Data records
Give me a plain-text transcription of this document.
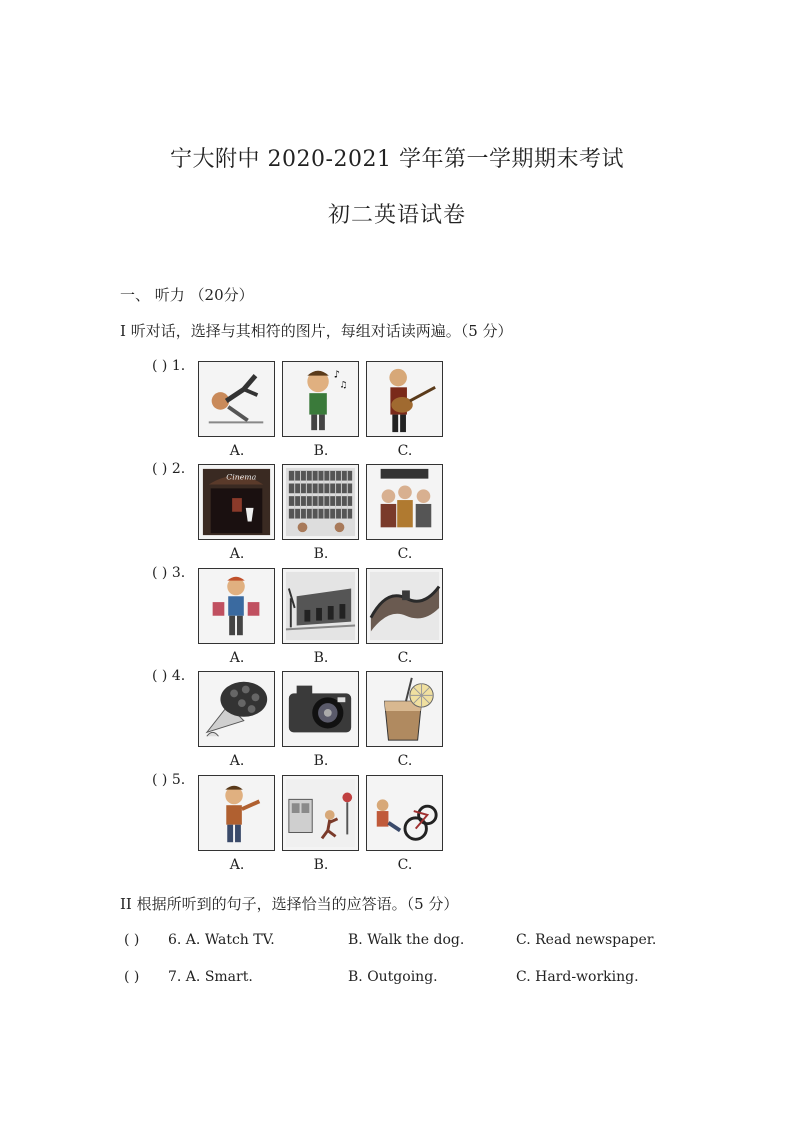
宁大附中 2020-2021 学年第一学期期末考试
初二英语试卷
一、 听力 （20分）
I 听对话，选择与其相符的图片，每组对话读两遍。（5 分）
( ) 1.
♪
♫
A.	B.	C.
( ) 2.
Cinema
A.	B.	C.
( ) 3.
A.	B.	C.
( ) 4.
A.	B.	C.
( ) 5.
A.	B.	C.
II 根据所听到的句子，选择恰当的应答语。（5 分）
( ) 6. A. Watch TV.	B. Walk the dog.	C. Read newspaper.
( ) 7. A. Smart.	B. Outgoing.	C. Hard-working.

## Task details
Transcribe the listing in full. Omit the pictures and keep every line exact.

## Response to this task
Give me a plain-text transcription of this document.
宁大附中 2020-2021 学年第一学期期末考试
初二英语试卷
一、 听力 （20分）
I 听对话，选择与其相符的图片，每组对话读两遍。（5 分）
( ) 1.
♪
♫
A.	B.	C.
( ) 2.
Cinema
A.	B.	C.
( ) 3.
A.	B.	C.
( ) 4.
A.	B.	C.
( ) 5.
A.	B.	C.
II 根据所听到的句子，选择恰当的应答语。（5 分）
( ) 6. A. Watch TV.	B. Walk the dog.	C. Read newspaper.
( ) 7. A. Smart.	B. Outgoing.	C. Hard-working.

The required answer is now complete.